# WORK REQUEST:
In the records below, some lines contain the word "deruxtecan". Copy each of them.
_ _ _ _ _ _ _
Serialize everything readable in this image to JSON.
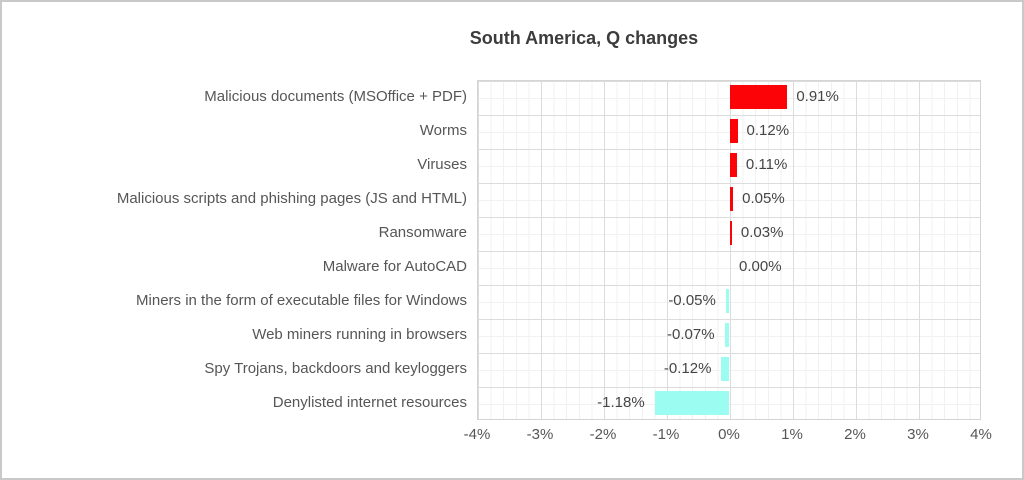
{
  "window": {
    "background_color": "#ffffff",
    "border_color": "#c9c9c9"
  },
  "chart_data": {
    "type": "bar",
    "orientation": "horizontal",
    "title": "South America, Q changes",
    "categories": [
      "Malicious documents (MSOffice + PDF)",
      "Worms",
      "Viruses",
      "Malicious scripts and phishing pages (JS and HTML)",
      "Ransomware",
      "Malware for AutoCAD",
      "Miners in the form of executable files for Windows",
      "Web miners running in browsers",
      "Spy Trojans, backdoors and keyloggers",
      "Denylisted internet resources"
    ],
    "values": [
      0.91,
      0.12,
      0.11,
      0.05,
      0.03,
      0.0,
      -0.05,
      -0.07,
      -0.12,
      -1.18
    ],
    "value_labels": [
      "0.91%",
      "0.12%",
      "0.11%",
      "0.05%",
      "0.03%",
      "0.00%",
      "-0.05%",
      "-0.07%",
      "-0.12%",
      "-1.18%"
    ],
    "xlabel": "",
    "ylabel": "",
    "xlim": [
      -4,
      4
    ],
    "x_tick_values": [
      -4,
      -3,
      -2,
      -1,
      0,
      1,
      2,
      3,
      4
    ],
    "x_tick_labels": [
      "-4%",
      "-3%",
      "-2%",
      "-1%",
      "0%",
      "1%",
      "2%",
      "3%",
      "4%"
    ],
    "grid": "major and minor gridlines, both axes",
    "legend": "none",
    "positive_bar_color": "#fb0307",
    "negative_bar_color": "#9bfdf1",
    "major_grid_color": "#dcdcdc",
    "minor_grid_color": "#f1f1f1",
    "title_color": "#3c3c3c",
    "label_color": "#565656",
    "value_label_color": "#454545"
  }
}
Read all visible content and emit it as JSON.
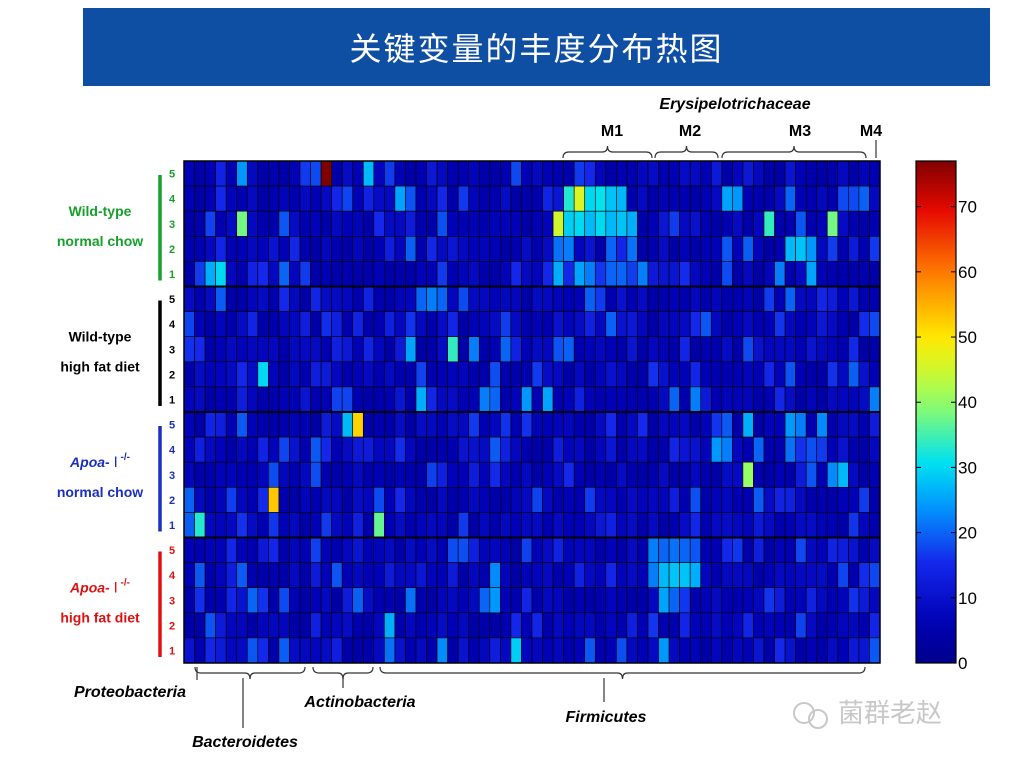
{
  "title": "关键变量的丰度分布热图",
  "family_label": "Erysipelotrichaceae",
  "modules": [
    "M1",
    "M2",
    "M3",
    "M4"
  ],
  "groups": [
    {
      "line1": "Wild-type",
      "line1b": "",
      "line1sup": "",
      "line2": "normal chow",
      "color": "#16a02a"
    },
    {
      "line1": "Wild-type",
      "line1b": "",
      "line1sup": "",
      "line2": "high fat diet",
      "color": "#000000"
    },
    {
      "line1": "Apoa-",
      "line1b": "Ⅰ",
      "line1sup": "-/-",
      "line2": "normal chow",
      "color": "#1a2fbf"
    },
    {
      "line1": "Apoa-",
      "line1b": "Ⅰ",
      "line1sup": "-/-",
      "line2": "high fat diet",
      "color": "#e01010"
    }
  ],
  "row_numbers": [
    "5",
    "4",
    "3",
    "2",
    "1"
  ],
  "phyla": [
    "Proteobacteria",
    "Bacteroidetes",
    "Actinobacteria",
    "Firmicutes"
  ],
  "colorbar_ticks": [
    "70",
    "60",
    "50",
    "40",
    "30",
    "20",
    "10",
    "0"
  ],
  "colorbar_range": [
    0,
    77
  ],
  "watermark": "菌群老赵",
  "colors": {
    "title_bg": "#0f4fa3",
    "cell_border": "#000000"
  }
}
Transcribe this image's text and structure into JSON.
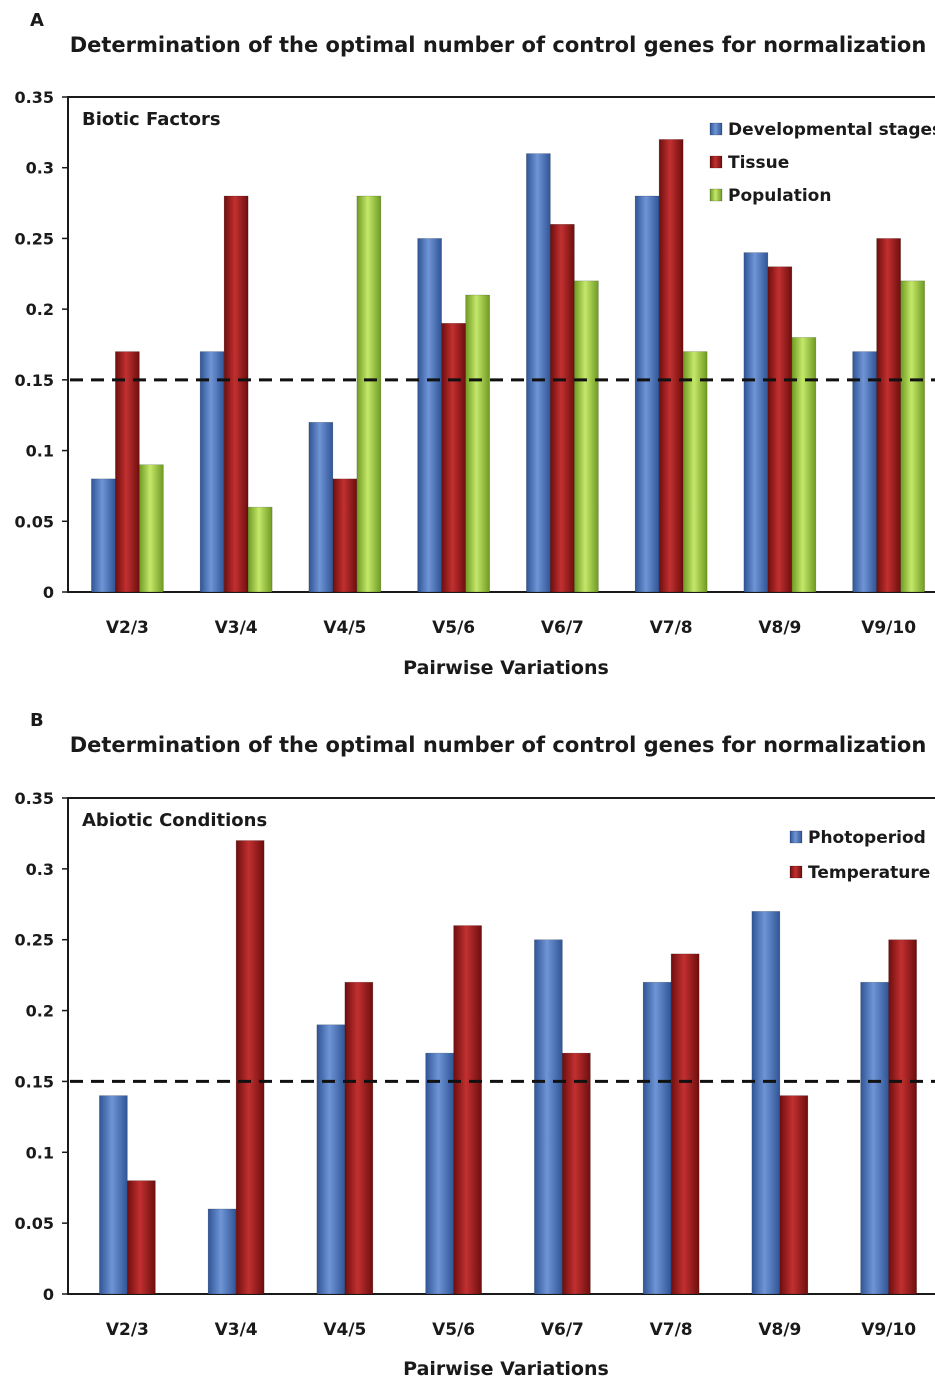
{
  "chart_data": [
    {
      "type": "bar",
      "panel_label": "A",
      "title": "Determination of the optimal number of control genes for normalization",
      "subtitle": "Biotic Factors",
      "xlabel": "Pairwise Variations",
      "ylabel": "",
      "ylim": [
        0,
        0.35
      ],
      "yticks": [
        "0",
        "0.05",
        "0.1",
        "0.15",
        "0.2",
        "0.25",
        "0.3",
        "0.35"
      ],
      "grid": false,
      "legend": "top-right",
      "threshold": 0.15,
      "categories": [
        "V2/3",
        "V3/4",
        "V4/5",
        "V5/6",
        "V6/7",
        "V7/8",
        "V8/9",
        "V9/10"
      ],
      "series": [
        {
          "name": "Developmental stages",
          "color": "#4472c4",
          "values": [
            0.08,
            0.17,
            0.12,
            0.25,
            0.31,
            0.28,
            0.24,
            0.17
          ]
        },
        {
          "name": "Tissue",
          "color": "#9b1b1b",
          "values": [
            0.17,
            0.28,
            0.08,
            0.19,
            0.26,
            0.32,
            0.23,
            0.25
          ]
        },
        {
          "name": "Population",
          "color": "#9acd3c",
          "values": [
            0.09,
            0.06,
            0.28,
            0.21,
            0.22,
            0.17,
            0.18,
            0.22
          ]
        }
      ]
    },
    {
      "type": "bar",
      "panel_label": "B",
      "title": "Determination of the optimal number of control genes for normalization",
      "subtitle": "Abiotic Conditions",
      "xlabel": "Pairwise Variations",
      "ylabel": "",
      "ylim": [
        0,
        0.35
      ],
      "yticks": [
        "0",
        "0.05",
        "0.1",
        "0.15",
        "0.2",
        "0.25",
        "0.3",
        "0.35"
      ],
      "grid": false,
      "legend": "top-right",
      "threshold": 0.15,
      "categories": [
        "V2/3",
        "V3/4",
        "V4/5",
        "V5/6",
        "V6/7",
        "V7/8",
        "V8/9",
        "V9/10"
      ],
      "series": [
        {
          "name": "Photoperiod",
          "color": "#4472c4",
          "values": [
            0.14,
            0.06,
            0.19,
            0.17,
            0.25,
            0.22,
            0.27,
            0.22
          ]
        },
        {
          "name": "Temperature",
          "color": "#9b1b1b",
          "values": [
            0.08,
            0.32,
            0.22,
            0.26,
            0.17,
            0.24,
            0.14,
            0.25
          ]
        }
      ]
    }
  ]
}
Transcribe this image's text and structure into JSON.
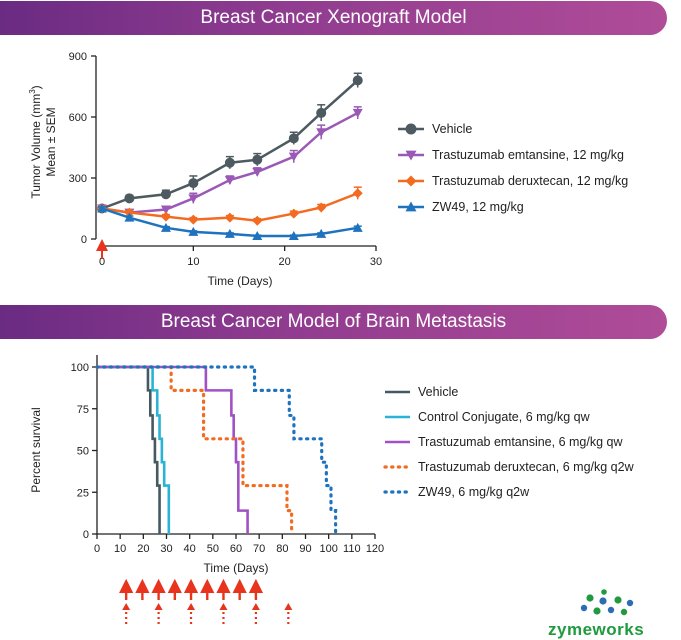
{
  "banners": {
    "top": "Breast Cancer Xenograft Model",
    "bottom": "Breast Cancer Model of Brain Metastasis"
  },
  "brand": {
    "logo_part1": "zyme",
    "logo_part2": "works",
    "green": "#1f9a3e",
    "blue": "#2a6db5"
  },
  "chart_data": [
    {
      "type": "line",
      "title": "Breast Cancer Xenograft Model",
      "xlabel": "Time (Days)",
      "ylabel_line1": "Tumor Volume (mm",
      "ylabel_sup": "3",
      "ylabel_close": ")",
      "ylabel_line2": "Mean ± SEM",
      "xlim": [
        0,
        30
      ],
      "ylim": [
        0,
        900
      ],
      "xticks": [
        "0",
        "10",
        "20",
        "30"
      ],
      "yticks": [
        "0",
        "300",
        "600",
        "900"
      ],
      "dosing_marker": "red up arrow at day 0",
      "series": [
        {
          "name": "Vehicle",
          "color": "#4d5a60",
          "marker": "circle",
          "x": [
            0,
            3,
            7,
            10,
            14,
            17,
            21,
            24,
            28
          ],
          "y": [
            150,
            200,
            220,
            275,
            375,
            390,
            495,
            620,
            780
          ],
          "err": [
            15,
            15,
            20,
            35,
            30,
            30,
            30,
            40,
            35
          ]
        },
        {
          "name": "Trastuzumab emtansine, 12 mg/kg",
          "color": "#9b59b6",
          "marker": "triangle-down",
          "x": [
            0,
            3,
            7,
            10,
            14,
            17,
            21,
            24,
            28
          ],
          "y": [
            150,
            130,
            145,
            200,
            290,
            330,
            405,
            525,
            620
          ],
          "err": [
            10,
            10,
            15,
            25,
            20,
            20,
            30,
            35,
            30
          ]
        },
        {
          "name": "Trastuzumab deruxtecan, 12 mg/kg",
          "color": "#f26b21",
          "marker": "diamond",
          "x": [
            0,
            3,
            7,
            10,
            14,
            17,
            21,
            24,
            28
          ],
          "y": [
            150,
            130,
            110,
            95,
            105,
            90,
            125,
            155,
            225
          ],
          "err": [
            10,
            10,
            10,
            10,
            10,
            10,
            12,
            15,
            30
          ]
        },
        {
          "name": "ZW49, 12 mg/kg",
          "color": "#1e73be",
          "marker": "triangle-up",
          "x": [
            0,
            3,
            7,
            10,
            14,
            17,
            21,
            24,
            28
          ],
          "y": [
            150,
            105,
            55,
            35,
            25,
            15,
            15,
            25,
            55
          ],
          "err": [
            8,
            8,
            6,
            5,
            5,
            4,
            4,
            5,
            8
          ]
        }
      ]
    },
    {
      "type": "line",
      "subtype": "kaplan-meier",
      "title": "Breast Cancer Model of Brain Metastasis",
      "xlabel": "Time (Days)",
      "ylabel": "Percent survival",
      "xlim": [
        0,
        120
      ],
      "ylim": [
        0,
        100
      ],
      "xticks": [
        "0",
        "10",
        "20",
        "30",
        "40",
        "50",
        "60",
        "70",
        "80",
        "90",
        "100",
        "110",
        "120"
      ],
      "yticks": [
        "0",
        "25",
        "50",
        "75",
        "100"
      ],
      "dosing_schedule": {
        "qw_days": [
          10,
          17,
          24,
          31,
          38,
          45,
          52,
          59,
          66
        ],
        "q2w_days": [
          10,
          24,
          38,
          52,
          66,
          80
        ]
      },
      "series": [
        {
          "name": "Vehicle",
          "color": "#455a60",
          "style": "solid",
          "steps": [
            [
              0,
              100
            ],
            [
              22,
              100
            ],
            [
              22,
              86
            ],
            [
              23,
              86
            ],
            [
              23,
              71
            ],
            [
              24,
              71
            ],
            [
              24,
              57
            ],
            [
              25,
              57
            ],
            [
              25,
              43
            ],
            [
              26,
              43
            ],
            [
              26,
              29
            ],
            [
              27,
              29
            ],
            [
              27,
              0
            ]
          ]
        },
        {
          "name": "Control Conjugate, 6 mg/kg qw",
          "color": "#2ab3d6",
          "style": "solid",
          "steps": [
            [
              0,
              100
            ],
            [
              24,
              100
            ],
            [
              24,
              86
            ],
            [
              26,
              86
            ],
            [
              26,
              71
            ],
            [
              27,
              71
            ],
            [
              27,
              57
            ],
            [
              28,
              57
            ],
            [
              28,
              43
            ],
            [
              29,
              43
            ],
            [
              29,
              29
            ],
            [
              31,
              29
            ],
            [
              31,
              0
            ]
          ]
        },
        {
          "name": "Trastuzumab emtansine, 6 mg/kg qw",
          "color": "#a052c4",
          "style": "solid",
          "steps": [
            [
              0,
              100
            ],
            [
              47,
              100
            ],
            [
              47,
              86
            ],
            [
              58,
              86
            ],
            [
              58,
              71
            ],
            [
              59,
              71
            ],
            [
              59,
              57
            ],
            [
              60,
              57
            ],
            [
              60,
              43
            ],
            [
              61,
              43
            ],
            [
              61,
              14
            ],
            [
              65,
              14
            ],
            [
              65,
              0
            ]
          ]
        },
        {
          "name": "Trastuzumab deruxtecan, 6 mg/kg q2w",
          "color": "#f26b21",
          "style": "dotted",
          "steps": [
            [
              0,
              100
            ],
            [
              32,
              100
            ],
            [
              32,
              86
            ],
            [
              46,
              86
            ],
            [
              46,
              57
            ],
            [
              63,
              57
            ],
            [
              63,
              29
            ],
            [
              82,
              29
            ],
            [
              82,
              14
            ],
            [
              84,
              14
            ],
            [
              84,
              0
            ]
          ]
        },
        {
          "name": "ZW49, 6 mg/kg q2w",
          "color": "#1e73be",
          "style": "dotted",
          "steps": [
            [
              0,
              100
            ],
            [
              68,
              100
            ],
            [
              68,
              86
            ],
            [
              83,
              86
            ],
            [
              83,
              71
            ],
            [
              85,
              71
            ],
            [
              85,
              57
            ],
            [
              97,
              57
            ],
            [
              97,
              43
            ],
            [
              99,
              43
            ],
            [
              99,
              29
            ],
            [
              101,
              29
            ],
            [
              101,
              14
            ],
            [
              103,
              14
            ],
            [
              103,
              0
            ]
          ]
        }
      ]
    }
  ]
}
_ _ _ _ _ _ _
# RESPONSE TO THIS TASK:
          "name": "Trastuzumab deruxtecan, 12 mg/kg",
          "name": "Trastuzumab deruxtecan, 6 mg/kg q2w",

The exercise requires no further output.